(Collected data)

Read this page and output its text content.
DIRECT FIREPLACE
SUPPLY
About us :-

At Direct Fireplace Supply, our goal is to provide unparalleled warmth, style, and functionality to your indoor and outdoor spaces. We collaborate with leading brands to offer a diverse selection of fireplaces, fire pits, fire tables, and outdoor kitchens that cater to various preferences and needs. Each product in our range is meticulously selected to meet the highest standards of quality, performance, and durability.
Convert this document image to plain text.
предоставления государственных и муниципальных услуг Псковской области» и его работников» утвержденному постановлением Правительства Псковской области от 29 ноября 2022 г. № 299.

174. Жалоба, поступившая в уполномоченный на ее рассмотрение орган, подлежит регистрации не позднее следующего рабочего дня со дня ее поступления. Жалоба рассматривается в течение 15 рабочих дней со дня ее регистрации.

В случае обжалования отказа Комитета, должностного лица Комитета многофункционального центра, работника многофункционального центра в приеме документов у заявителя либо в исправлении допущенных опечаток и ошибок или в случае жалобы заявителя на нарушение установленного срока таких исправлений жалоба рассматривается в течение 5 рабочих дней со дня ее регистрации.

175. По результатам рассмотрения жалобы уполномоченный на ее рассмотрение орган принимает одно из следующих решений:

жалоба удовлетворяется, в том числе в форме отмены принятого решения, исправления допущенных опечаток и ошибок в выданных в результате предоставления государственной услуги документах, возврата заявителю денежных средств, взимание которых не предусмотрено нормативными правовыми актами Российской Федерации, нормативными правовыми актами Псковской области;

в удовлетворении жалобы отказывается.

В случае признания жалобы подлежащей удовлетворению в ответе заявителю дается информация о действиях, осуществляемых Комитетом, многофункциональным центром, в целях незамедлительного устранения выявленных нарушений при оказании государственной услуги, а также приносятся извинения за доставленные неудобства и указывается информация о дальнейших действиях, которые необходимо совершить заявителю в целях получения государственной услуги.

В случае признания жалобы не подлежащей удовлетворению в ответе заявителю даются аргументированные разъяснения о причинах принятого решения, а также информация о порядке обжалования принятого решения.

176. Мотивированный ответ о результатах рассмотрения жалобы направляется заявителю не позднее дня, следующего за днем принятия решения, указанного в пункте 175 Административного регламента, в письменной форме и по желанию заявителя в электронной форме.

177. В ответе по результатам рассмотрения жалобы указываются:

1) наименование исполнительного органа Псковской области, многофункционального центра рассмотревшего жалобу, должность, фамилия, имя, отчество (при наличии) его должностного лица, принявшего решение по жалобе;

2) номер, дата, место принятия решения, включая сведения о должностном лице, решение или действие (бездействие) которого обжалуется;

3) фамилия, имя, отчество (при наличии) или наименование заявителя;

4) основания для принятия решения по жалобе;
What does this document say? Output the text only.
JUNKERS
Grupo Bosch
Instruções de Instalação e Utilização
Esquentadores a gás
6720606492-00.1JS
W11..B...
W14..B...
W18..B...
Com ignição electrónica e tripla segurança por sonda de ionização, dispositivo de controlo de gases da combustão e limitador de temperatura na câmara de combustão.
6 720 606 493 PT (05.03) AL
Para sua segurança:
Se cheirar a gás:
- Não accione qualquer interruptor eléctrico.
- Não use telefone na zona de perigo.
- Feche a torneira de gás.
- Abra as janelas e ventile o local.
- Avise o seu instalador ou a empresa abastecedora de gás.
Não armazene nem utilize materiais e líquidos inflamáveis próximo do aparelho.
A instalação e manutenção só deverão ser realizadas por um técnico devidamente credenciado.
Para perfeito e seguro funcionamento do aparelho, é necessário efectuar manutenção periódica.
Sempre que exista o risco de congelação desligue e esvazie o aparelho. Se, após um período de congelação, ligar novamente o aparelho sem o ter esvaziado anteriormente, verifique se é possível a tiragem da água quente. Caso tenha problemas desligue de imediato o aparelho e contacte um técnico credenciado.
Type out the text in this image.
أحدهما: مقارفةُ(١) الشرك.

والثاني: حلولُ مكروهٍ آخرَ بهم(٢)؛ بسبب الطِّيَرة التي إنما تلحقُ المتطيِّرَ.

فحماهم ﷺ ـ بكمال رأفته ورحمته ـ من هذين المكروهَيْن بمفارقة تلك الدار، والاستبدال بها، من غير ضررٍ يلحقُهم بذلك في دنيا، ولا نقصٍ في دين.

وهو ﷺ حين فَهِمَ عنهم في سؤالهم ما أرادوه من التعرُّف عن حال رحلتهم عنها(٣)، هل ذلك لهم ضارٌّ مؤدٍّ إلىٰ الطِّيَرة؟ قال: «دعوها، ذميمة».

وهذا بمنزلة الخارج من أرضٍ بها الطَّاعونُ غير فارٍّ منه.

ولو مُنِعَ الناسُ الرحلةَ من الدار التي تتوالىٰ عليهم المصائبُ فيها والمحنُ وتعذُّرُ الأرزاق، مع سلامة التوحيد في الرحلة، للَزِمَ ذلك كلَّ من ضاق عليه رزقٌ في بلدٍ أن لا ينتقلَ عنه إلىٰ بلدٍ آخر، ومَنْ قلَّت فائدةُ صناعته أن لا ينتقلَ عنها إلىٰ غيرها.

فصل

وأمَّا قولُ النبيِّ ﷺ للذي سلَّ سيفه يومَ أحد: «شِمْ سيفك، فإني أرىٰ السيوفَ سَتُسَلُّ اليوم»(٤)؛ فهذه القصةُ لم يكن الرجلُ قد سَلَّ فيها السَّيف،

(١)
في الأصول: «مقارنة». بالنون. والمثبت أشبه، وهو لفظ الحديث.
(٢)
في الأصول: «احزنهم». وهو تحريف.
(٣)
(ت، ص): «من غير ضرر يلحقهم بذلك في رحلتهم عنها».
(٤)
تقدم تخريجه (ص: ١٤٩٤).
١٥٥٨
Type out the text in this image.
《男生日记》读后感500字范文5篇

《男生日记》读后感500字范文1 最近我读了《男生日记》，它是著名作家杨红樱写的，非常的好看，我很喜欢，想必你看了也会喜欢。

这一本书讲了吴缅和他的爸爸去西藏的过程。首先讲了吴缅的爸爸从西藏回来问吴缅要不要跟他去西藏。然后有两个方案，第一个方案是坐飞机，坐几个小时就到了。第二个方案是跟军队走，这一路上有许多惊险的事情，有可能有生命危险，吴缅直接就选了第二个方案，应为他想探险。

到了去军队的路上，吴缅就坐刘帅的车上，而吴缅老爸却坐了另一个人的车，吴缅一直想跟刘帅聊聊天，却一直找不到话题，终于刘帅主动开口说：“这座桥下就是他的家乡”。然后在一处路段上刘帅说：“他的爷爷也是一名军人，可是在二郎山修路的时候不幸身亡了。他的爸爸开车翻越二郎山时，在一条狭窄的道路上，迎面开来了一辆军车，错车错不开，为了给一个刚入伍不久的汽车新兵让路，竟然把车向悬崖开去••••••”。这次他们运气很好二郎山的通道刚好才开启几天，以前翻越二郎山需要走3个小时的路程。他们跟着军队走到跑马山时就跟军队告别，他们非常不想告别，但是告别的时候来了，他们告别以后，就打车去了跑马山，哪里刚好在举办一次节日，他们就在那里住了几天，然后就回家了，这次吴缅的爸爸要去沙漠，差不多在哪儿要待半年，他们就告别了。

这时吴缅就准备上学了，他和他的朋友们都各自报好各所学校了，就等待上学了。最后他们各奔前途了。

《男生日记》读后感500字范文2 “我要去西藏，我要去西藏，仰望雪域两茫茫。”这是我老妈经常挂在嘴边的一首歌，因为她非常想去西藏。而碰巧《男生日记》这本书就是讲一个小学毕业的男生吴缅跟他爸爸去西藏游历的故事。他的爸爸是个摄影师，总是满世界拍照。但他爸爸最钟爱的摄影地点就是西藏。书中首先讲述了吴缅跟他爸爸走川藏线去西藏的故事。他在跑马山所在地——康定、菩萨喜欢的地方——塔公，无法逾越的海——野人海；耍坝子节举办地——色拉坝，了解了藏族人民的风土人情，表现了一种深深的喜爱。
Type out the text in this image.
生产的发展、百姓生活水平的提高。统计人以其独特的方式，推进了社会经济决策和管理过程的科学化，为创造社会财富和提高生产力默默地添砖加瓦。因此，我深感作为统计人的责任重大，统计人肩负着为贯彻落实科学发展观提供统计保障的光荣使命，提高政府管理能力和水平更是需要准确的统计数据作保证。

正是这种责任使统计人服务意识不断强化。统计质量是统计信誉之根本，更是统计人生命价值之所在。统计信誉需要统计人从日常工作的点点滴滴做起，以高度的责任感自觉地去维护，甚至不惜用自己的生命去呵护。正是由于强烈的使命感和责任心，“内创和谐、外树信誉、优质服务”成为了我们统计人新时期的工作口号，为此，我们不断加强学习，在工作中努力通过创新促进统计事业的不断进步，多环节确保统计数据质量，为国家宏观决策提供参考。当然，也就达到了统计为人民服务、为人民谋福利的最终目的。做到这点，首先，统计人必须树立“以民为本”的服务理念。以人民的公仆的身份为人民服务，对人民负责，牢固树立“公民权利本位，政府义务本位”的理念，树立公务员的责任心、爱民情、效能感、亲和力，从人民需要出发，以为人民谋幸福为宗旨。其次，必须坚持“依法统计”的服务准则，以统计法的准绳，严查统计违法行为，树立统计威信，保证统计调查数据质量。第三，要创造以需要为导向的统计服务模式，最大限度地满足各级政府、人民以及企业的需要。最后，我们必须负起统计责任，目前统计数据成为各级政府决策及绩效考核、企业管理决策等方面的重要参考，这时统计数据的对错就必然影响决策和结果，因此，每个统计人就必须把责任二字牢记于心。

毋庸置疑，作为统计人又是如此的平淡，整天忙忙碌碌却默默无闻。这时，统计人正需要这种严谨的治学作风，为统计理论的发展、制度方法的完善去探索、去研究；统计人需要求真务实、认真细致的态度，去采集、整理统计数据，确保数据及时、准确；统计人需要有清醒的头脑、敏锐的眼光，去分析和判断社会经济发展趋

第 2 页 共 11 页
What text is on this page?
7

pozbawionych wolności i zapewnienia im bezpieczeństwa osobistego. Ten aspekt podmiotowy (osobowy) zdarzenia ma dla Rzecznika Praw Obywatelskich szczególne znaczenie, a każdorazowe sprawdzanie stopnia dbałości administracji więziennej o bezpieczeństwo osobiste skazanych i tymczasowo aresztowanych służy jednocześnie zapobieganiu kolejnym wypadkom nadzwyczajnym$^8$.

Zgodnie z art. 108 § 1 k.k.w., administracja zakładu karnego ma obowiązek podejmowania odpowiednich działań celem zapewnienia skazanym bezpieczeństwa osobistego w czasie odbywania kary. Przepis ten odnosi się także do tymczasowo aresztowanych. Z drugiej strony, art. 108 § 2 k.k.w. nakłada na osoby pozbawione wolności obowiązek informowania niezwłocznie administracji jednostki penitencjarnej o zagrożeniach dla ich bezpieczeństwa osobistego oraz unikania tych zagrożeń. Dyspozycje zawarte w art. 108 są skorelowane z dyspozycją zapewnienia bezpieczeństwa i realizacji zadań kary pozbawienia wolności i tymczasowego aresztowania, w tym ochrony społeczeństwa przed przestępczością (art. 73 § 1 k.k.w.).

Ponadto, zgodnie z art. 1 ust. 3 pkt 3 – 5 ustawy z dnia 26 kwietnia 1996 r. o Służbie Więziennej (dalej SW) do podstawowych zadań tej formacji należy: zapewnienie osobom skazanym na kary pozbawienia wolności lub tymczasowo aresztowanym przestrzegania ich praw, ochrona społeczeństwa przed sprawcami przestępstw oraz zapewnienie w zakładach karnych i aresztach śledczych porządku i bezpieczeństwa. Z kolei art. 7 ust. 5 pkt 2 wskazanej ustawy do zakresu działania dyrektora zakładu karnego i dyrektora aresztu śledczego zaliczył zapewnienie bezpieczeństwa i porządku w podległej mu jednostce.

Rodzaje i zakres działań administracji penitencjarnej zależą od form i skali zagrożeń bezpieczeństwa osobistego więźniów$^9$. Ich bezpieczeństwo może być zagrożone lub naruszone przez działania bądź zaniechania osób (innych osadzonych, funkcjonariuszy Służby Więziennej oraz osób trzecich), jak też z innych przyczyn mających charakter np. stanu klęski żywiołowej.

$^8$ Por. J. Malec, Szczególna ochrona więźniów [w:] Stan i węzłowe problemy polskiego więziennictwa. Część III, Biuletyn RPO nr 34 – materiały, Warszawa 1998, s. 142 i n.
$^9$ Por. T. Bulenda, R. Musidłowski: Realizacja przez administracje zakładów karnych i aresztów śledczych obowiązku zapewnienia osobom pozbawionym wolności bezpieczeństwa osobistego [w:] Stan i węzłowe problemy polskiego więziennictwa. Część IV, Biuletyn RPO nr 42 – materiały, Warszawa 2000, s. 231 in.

## Do this
Which lines in the records above contain the string "фамилия"? Copy each one.

## Response
1) наименование исполнительного органа Псковской области, многофункционального центра рассмотревшего жалобу, должность, фамилия, имя, отчество (при наличии) его должностного лица, принявшего решение по жалобе;
3) фамилия, имя, отчество (при наличии) или наименование заявителя;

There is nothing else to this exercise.